Task data =>
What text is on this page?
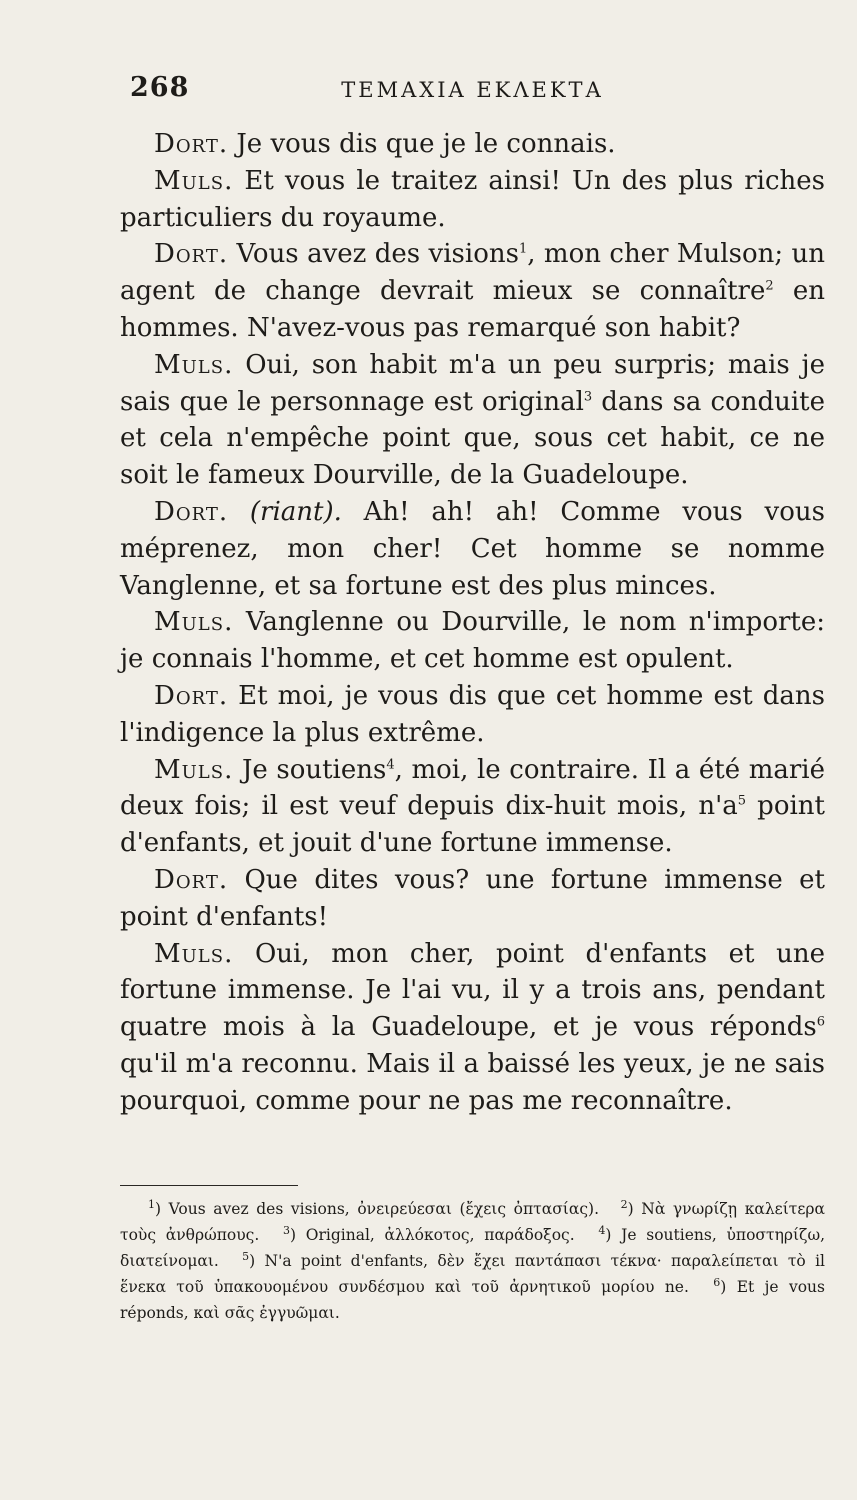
268	ΤΕΜΑΧΙΑ ΕΚΛΕΚΤΑ

Dort. Je vous dis que je le connais.

Muls. Et vous le traitez ainsi! Un des plus riches particuliers du royaume.

Dort. Vous avez des visions$^1$, mon cher Mulson; un agent de change devrait mieux se connaître$^2$ en hommes. N'avez-vous pas remarqué son habit?

Muls. Oui, son habit m'a un peu surpris; mais je sais que le personnage est original$^3$ dans sa conduite et cela n'empêche point que, sous cet habit, ce ne soit le fameux Dourville, de la Guadeloupe.

Dort. (riant). Ah! ah! ah! Comme vous vous méprenez, mon cher! Cet homme se nomme Vanglenne, et sa fortune est des plus minces.

Muls. Vanglenne ou Dourville, le nom n'importe: je connais l'homme, et cet homme est opulent.

Dort. Et moi, je vous dis que cet homme est dans l'indigence la plus extrême.

Muls. Je soutiens$^4$, moi, le contraire. Il a été marié deux fois; il est veuf depuis dix-huit mois, $n'a^5$ point d'enfants, et jouit d'une fortune immense.

Dort. Que dites vous? une fortune immense et point d'enfants!

Muls. Oui, mon cher, point d'enfants et une fortune immense. Je l'ai vu, il y a trois ans, pendant quatre mois à la Guadeloupe, et je vous réponds$^6$ qu'il m'a reconnu. Mais il a baissé les yeux, je ne sais pourquoi, comme pour ne pas me reconnaître.

$^1$) Vous avez des visions, ὀνειρεύεσαι (ἔχεις ὀπτασίας). $^2$) Νὰ γνωρίζῃ καλείτερα τοὺς ἀνθρώπους. $^3$) Original, ἀλλόκοτος, παράδοξος. $^4$) Je soutiens, ὑποστηρίζω, διατείνομαι. $^5$) N'a point d'enfants, δὲν ἔχει παντάπασι τέκνα· παραλείπεται τὸ il ἕνεκα τοῦ ὑπακουομένου συνδέσμου καὶ τοῦ ἀρνητικοῦ μορίου ne. $^6$) Et je vous réponds, καὶ σᾶς ἐγγυῶμαι.
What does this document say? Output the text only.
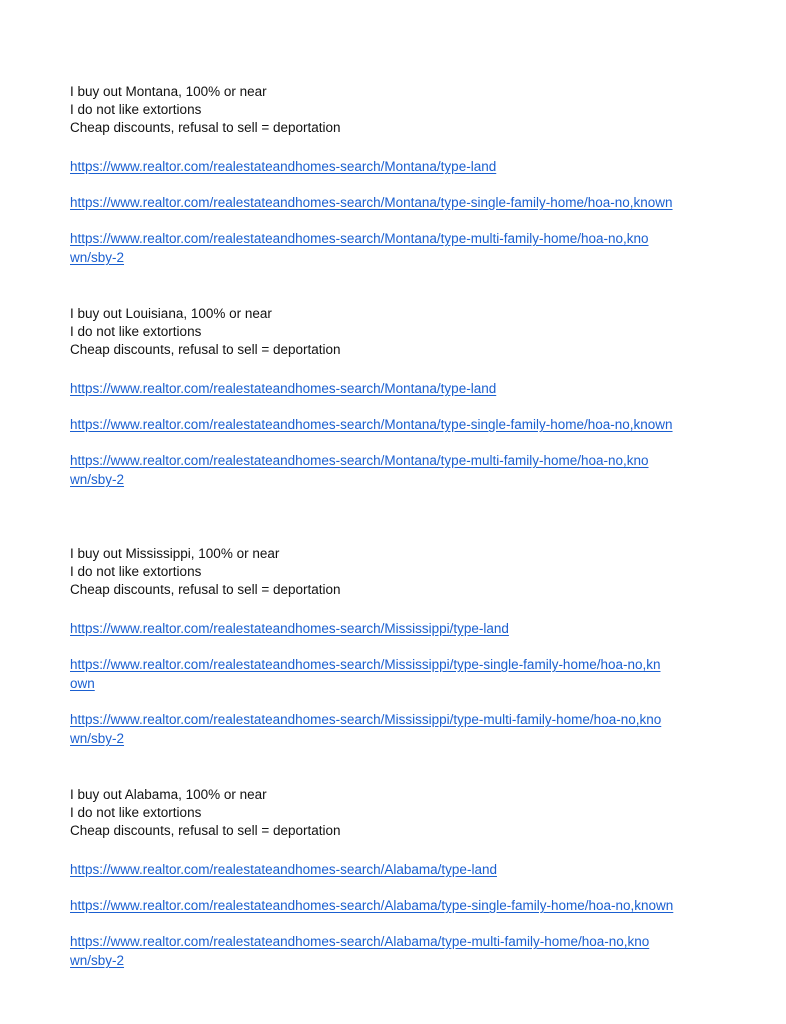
I buy out Montana, 100% or near
I do not like extortions
Cheap discounts, refusal to sell = deportation
https://www.realtor.com/realestateandhomes-search/Montana/type-land
https://www.realtor.com/realestateandhomes-search/Montana/type-single-family-home/hoa-no,known
https://www.realtor.com/realestateandhomes-search/Montana/type-multi-family-home/hoa-no,known/sby-2
I buy out Louisiana, 100% or near
I do not like extortions
Cheap discounts, refusal to sell = deportation
https://www.realtor.com/realestateandhomes-search/Montana/type-land
https://www.realtor.com/realestateandhomes-search/Montana/type-single-family-home/hoa-no,known
https://www.realtor.com/realestateandhomes-search/Montana/type-multi-family-home/hoa-no,known/sby-2
I buy out Mississippi, 100% or near
I do not like extortions
Cheap discounts, refusal to sell = deportation
https://www.realtor.com/realestateandhomes-search/Mississippi/type-land
https://www.realtor.com/realestateandhomes-search/Mississippi/type-single-family-home/hoa-no,known
https://www.realtor.com/realestateandhomes-search/Mississippi/type-multi-family-home/hoa-no,known/sby-2
I buy out Alabama, 100% or near
I do not like extortions
Cheap discounts, refusal to sell = deportation
https://www.realtor.com/realestateandhomes-search/Alabama/type-land
https://www.realtor.com/realestateandhomes-search/Alabama/type-single-family-home/hoa-no,known
https://www.realtor.com/realestateandhomes-search/Alabama/type-multi-family-home/hoa-no,known/sby-2
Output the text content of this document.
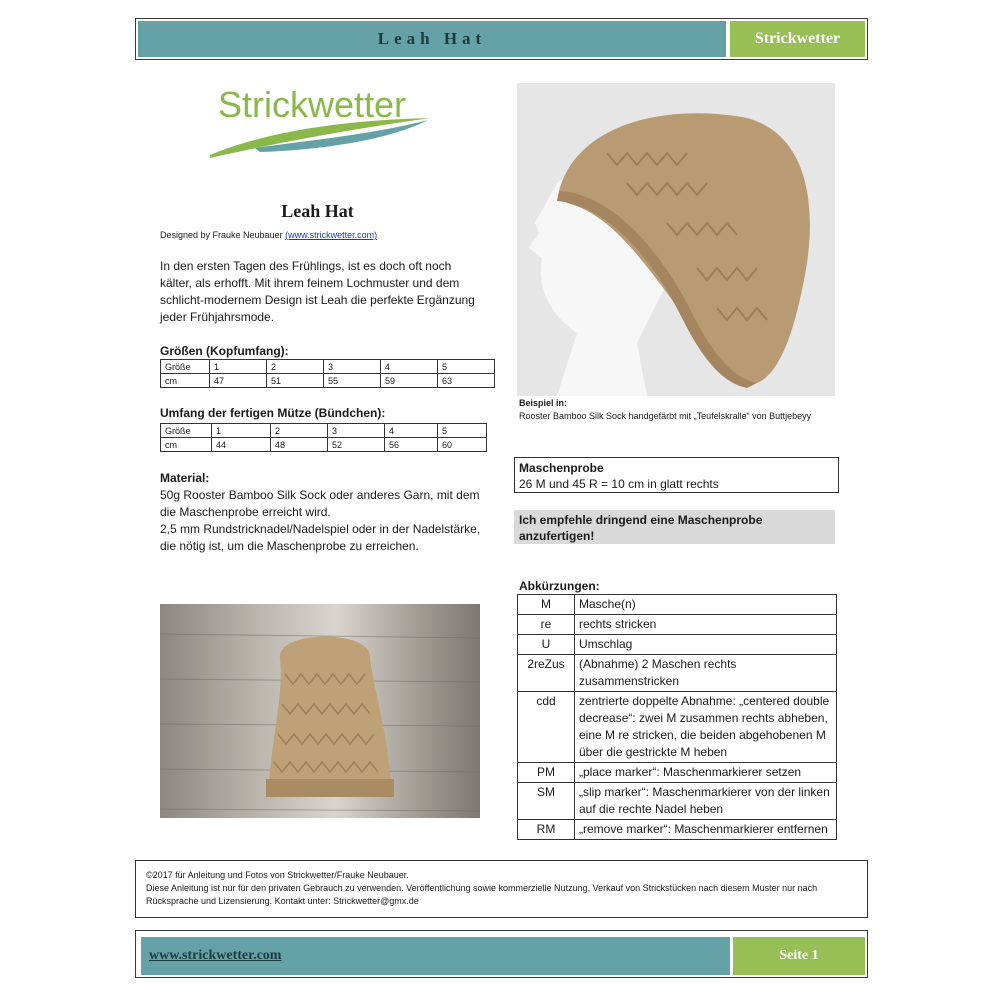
Leah Hat	Strickwetter
Strickwetter
Leah Hat
Designed by Frauke Neubauer (www.strickwetter.com)
In den ersten Tagen des Frühlings, ist es doch oft noch kälter, als erhofft. Mit ihrem feinem Lochmuster und dem schlicht-modernem Design ist Leah die perfekte Ergänzung jeder Frühjahrsmode.
Größen (Kopfumfang):
Größe	1	2	3	4	5
cm	47	51	55	59	63
Umfang der fertigen Mütze (Bündchen):
Größe	1	2	3	4	5
cm	44	48	52	56	60
Material:
50g Rooster Bamboo Silk Sock oder anderes Garn, mit dem die Maschenprobe erreicht wird.
2,5 mm Rundstricknadel/Nadelspiel oder in der Nadelstärke, die nötig ist, um die Maschenprobe zu erreichen.
Beispiel in:
Rooster Bamboo Silk Sock handgefärbt mit „Teufelskralle“ von Buttjebeyy
Maschenprobe
26 M und 45 R = 10 cm in glatt rechts
Ich empfehle dringend eine Maschenprobe anzufertigen!
Abkürzungen:
M	Masche(n)
re	rechts stricken
U	Umschlag
2reZus	(Abnahme) 2 Maschen rechts zusammenstricken
cdd	zentrierte doppelte Abnahme: „centered double decrease“: zwei M zusammen rechts abheben, eine M re stricken, die beiden abgehobenen M über die gestrickte M heben
PM	„place marker“: Maschenmarkierer setzen
SM	„slip marker“: Maschenmarkierer von der linken auf die rechte Nadel heben
RM	„remove marker“: Maschenmarkierer entfernen
©2017 für Anleitung und Fotos von Strickwetter/Frauke Neubauer.
Diese Anleitung ist nur für den privaten Gebrauch zu verwenden. Veröffentlichung sowie kommerzielle Nutzung, Verkauf von Strickstücken nach diesem Muster nur nach Rücksprache und Lizensierung. Kontakt unter: Strickwetter@gmx.de
www.strickwetter.com	Seite 1
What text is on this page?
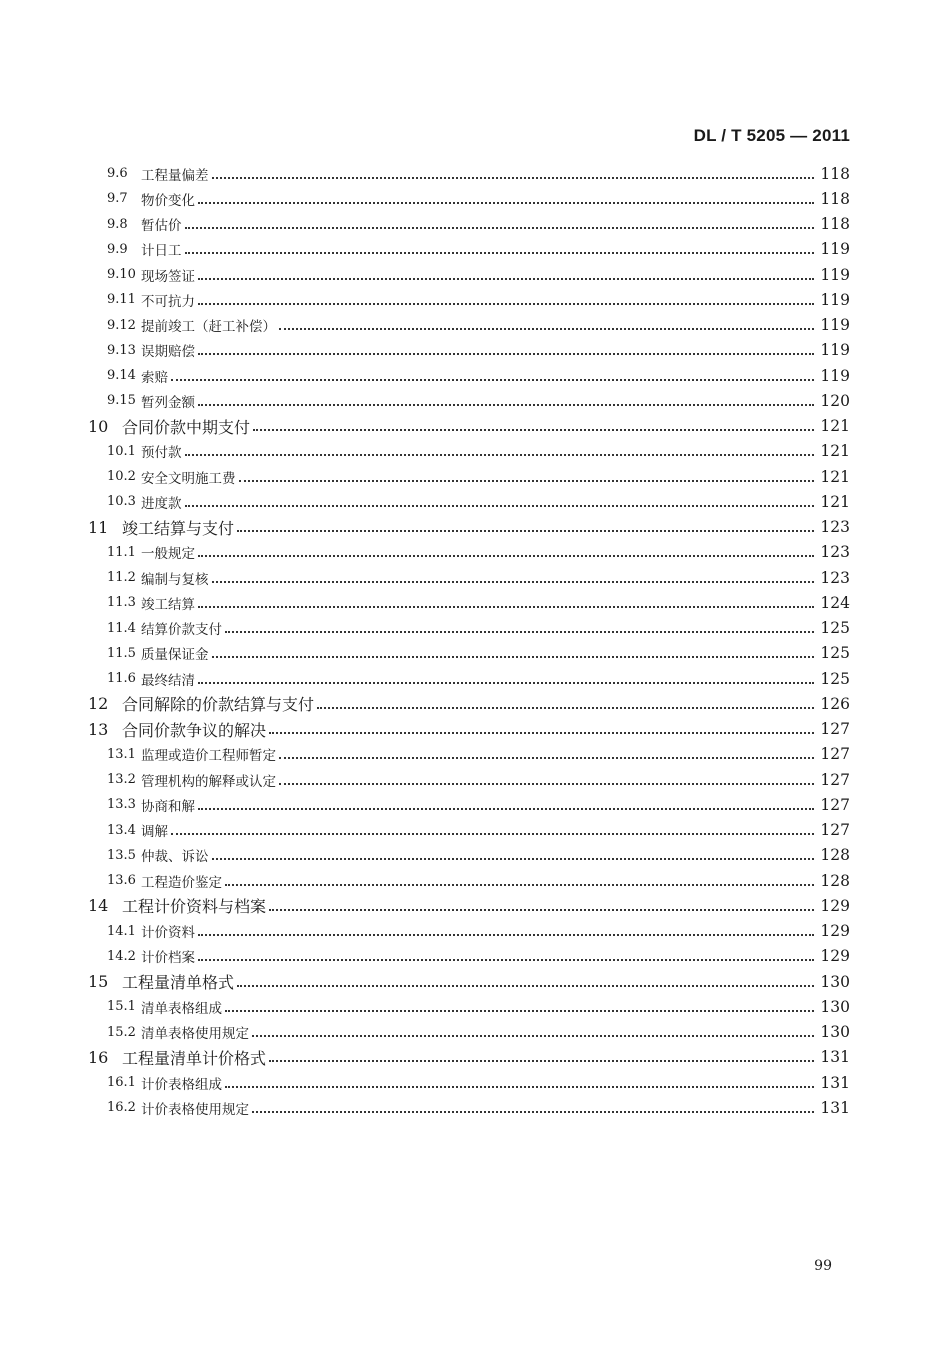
DL / T 5205 — 2011
9.6 工程量偏差	118
9.7 物价变化	118
9.8 暂估价	118
9.9 计日工	119
9.10 现场签证	119
9.11 不可抗力	119
9.12 提前竣工（赶工补偿）	119
9.13 误期赔偿	119
9.14 索赔	119
9.15 暂列金额	120
10 合同价款中期支付	121
10.1 预付款	121
10.2 安全文明施工费	121
10.3 进度款	121
11 竣工结算与支付	123
11.1 一般规定	123
11.2 编制与复核	123
11.3 竣工结算	124
11.4 结算价款支付	125
11.5 质量保证金	125
11.6 最终结清	125
12 合同解除的价款结算与支付	126
13 合同价款争议的解决	127
13.1 监理或造价工程师暂定	127
13.2 管理机构的解释或认定	127
13.3 协商和解	127
13.4 调解	127
13.5 仲裁、诉讼	128
13.6 工程造价鉴定	128
14 工程计价资料与档案	129
14.1 计价资料	129
14.2 计价档案	129
15 工程量清单格式	130
15.1 清单表格组成	130
15.2 清单表格使用规定	130
16 工程量清单计价格式	131
16.1 计价表格组成	131
16.2 计价表格使用规定	131
99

Problem details => Give the material again exactly as it is, but keep the pictures out.

Solved exercise =>
What text is on this page?
268	ΤΕΜΑΧΙΑ ΕΚΛΕΚΤΑ

Dort. Je vous dis que je le connais.

Muls. Et vous le traitez ainsi! Un des plus riches particuliers du royaume.

Dort. Vous avez des visions$^1$, mon cher Mulson; un agent de change devrait mieux se connaître$^2$ en hommes. N'avez-vous pas remarqué son habit?

Muls. Oui, son habit m'a un peu surpris; mais je sais que le personnage est original$^3$ dans sa conduite et cela n'empêche point que, sous cet habit, ce ne soit le fameux Dourville, de la Guadeloupe.

Dort. (riant). Ah! ah! ah! Comme vous vous méprenez, mon cher! Cet homme se nomme Vanglenne, et sa fortune est des plus minces.

Muls. Vanglenne ou Dourville, le nom n'importe: je connais l'homme, et cet homme est opulent.

Dort. Et moi, je vous dis que cet homme est dans l'indigence la plus extrême.

Muls. Je soutiens$^4$, moi, le contraire. Il a été marié deux fois; il est veuf depuis dix-huit mois, $n'a^5$ point d'enfants, et jouit d'une fortune immense.

Dort. Que dites vous? une fortune immense et point d'enfants!

Muls. Oui, mon cher, point d'enfants et une fortune immense. Je l'ai vu, il y a trois ans, pendant quatre mois à la Guadeloupe, et je vous réponds$^6$ qu'il m'a reconnu. Mais il a baissé les yeux, je ne sais pourquoi, comme pour ne pas me reconnaître.

$^1$) Vous avez des visions, ὀνειρεύεσαι (ἔχεις ὀπτασίας). $^2$) Νὰ γνωρίζῃ καλείτερα τοὺς ἀνθρώπους. $^3$) Original, ἀλλόκοτος, παράδοξος. $^4$) Je soutiens, ὑποστηρίζω, διατείνομαι. $^5$) N'a point d'enfants, δὲν ἔχει παντάπασι τέκνα· παραλείπεται τὸ il ἕνεκα τοῦ ὑπακουομένου συνδέσμου καὶ τοῦ ἀρνητικοῦ μορίου ne. $^6$) Et je vous réponds, καὶ σᾶς ἐγγυῶμαι.
What does this document say? Output the text only.
I buy out Montana, 100% or near
I do not like extortions
Cheap discounts, refusal to sell = deportation
https://www.realtor.com/realestateandhomes-search/Montana/type-land
https://www.realtor.com/realestateandhomes-search/Montana/type-single-family-home/hoa-no,known
https://www.realtor.com/realestateandhomes-search/Montana/type-multi-family-home/hoa-no,known/sby-2
I buy out Louisiana, 100% or near
I do not like extortions
Cheap discounts, refusal to sell = deportation
https://www.realtor.com/realestateandhomes-search/Montana/type-land
https://www.realtor.com/realestateandhomes-search/Montana/type-single-family-home/hoa-no,known
https://www.realtor.com/realestateandhomes-search/Montana/type-multi-family-home/hoa-no,known/sby-2
I buy out Mississippi, 100% or near
I do not like extortions
Cheap discounts, refusal to sell = deportation
https://www.realtor.com/realestateandhomes-search/Mississippi/type-land
https://www.realtor.com/realestateandhomes-search/Mississippi/type-single-family-home/hoa-no,known
https://www.realtor.com/realestateandhomes-search/Mississippi/type-multi-family-home/hoa-no,known/sby-2
I buy out Alabama, 100% or near
I do not like extortions
Cheap discounts, refusal to sell = deportation
https://www.realtor.com/realestateandhomes-search/Alabama/type-land
https://www.realtor.com/realestateandhomes-search/Alabama/type-single-family-home/hoa-no,known
https://www.realtor.com/realestateandhomes-search/Alabama/type-multi-family-home/hoa-no,known/sby-2
Output the text content of this document.
Leah Hat	Strickwetter
Strickwetter
Leah Hat
Designed by Frauke Neubauer (www.strickwetter.com)
In den ersten Tagen des Frühlings, ist es doch oft noch kälter, als erhofft. Mit ihrem feinem Lochmuster und dem schlicht-modernem Design ist Leah die perfekte Ergänzung jeder Frühjahrsmode.
Größen (Kopfumfang):
Größe	1	2	3	4	5
cm	47	51	55	59	63
Umfang der fertigen Mütze (Bündchen):
Größe	1	2	3	4	5
cm	44	48	52	56	60
Material:
50g Rooster Bamboo Silk Sock oder anderes Garn, mit dem die Maschenprobe erreicht wird.
2,5 mm Rundstricknadel/Nadelspiel oder in der Nadelstärke, die nötig ist, um die Maschenprobe zu erreichen.
Beispiel in:
Rooster Bamboo Silk Sock handgefärbt mit „Teufelskralle“ von Buttjebeyy
Maschenprobe
26 M und 45 R = 10 cm in glatt rechts
Ich empfehle dringend eine Maschenprobe anzufertigen!
Abkürzungen:
M	Masche(n)
re	rechts stricken
U	Umschlag
2reZus	(Abnahme) 2 Maschen rechts zusammenstricken
cdd	zentrierte doppelte Abnahme: „centered double decrease“: zwei M zusammen rechts abheben, eine M re stricken, die beiden abgehobenen M über die gestrickte M heben
PM	„place marker“: Maschenmarkierer setzen
SM	„slip marker“: Maschenmarkierer von der linken auf die rechte Nadel heben
RM	„remove marker“: Maschenmarkierer entfernen
©2017 für Anleitung und Fotos von Strickwetter/Frauke Neubauer.
Diese Anleitung ist nur für den privaten Gebrauch zu verwenden. Veröffentlichung sowie kommerzielle Nutzung, Verkauf von Strickstücken nach diesem Muster nur nach Rücksprache und Lizensierung. Kontakt unter: Strickwetter@gmx.de
www.strickwetter.com	Seite 1
What text is on this page?
DL / T 5205 — 2011
9.6 工程量偏差	118
9.7 物价变化	118
9.8 暂估价	118
9.9 计日工	119
9.10 现场签证	119
9.11 不可抗力	119
9.12 提前竣工（赶工补偿）	119
9.13 误期赔偿	119
9.14 索赔	119
9.15 暂列金额	120
10 合同价款中期支付	121
10.1 预付款	121
10.2 安全文明施工费	121
10.3 进度款	121
11 竣工结算与支付	123
11.1 一般规定	123
11.2 编制与复核	123
11.3 竣工结算	124
11.4 结算价款支付	125
11.5 质量保证金	125
11.6 最终结清	125
12 合同解除的价款结算与支付	126
13 合同价款争议的解决	127
13.1 监理或造价工程师暂定	127
13.2 管理机构的解释或认定	127
13.3 协商和解	127
13.4 调解	127
13.5 仲裁、诉讼	128
13.6 工程造价鉴定	128
14 工程计价资料与档案	129
14.1 计价资料	129
14.2 计价档案	129
15 工程量清单格式	130
15.1 清单表格组成	130
15.2 清单表格使用规定	130
16 工程量清单计价格式	131
16.1 计价表格组成	131
16.2 计价表格使用规定	131
99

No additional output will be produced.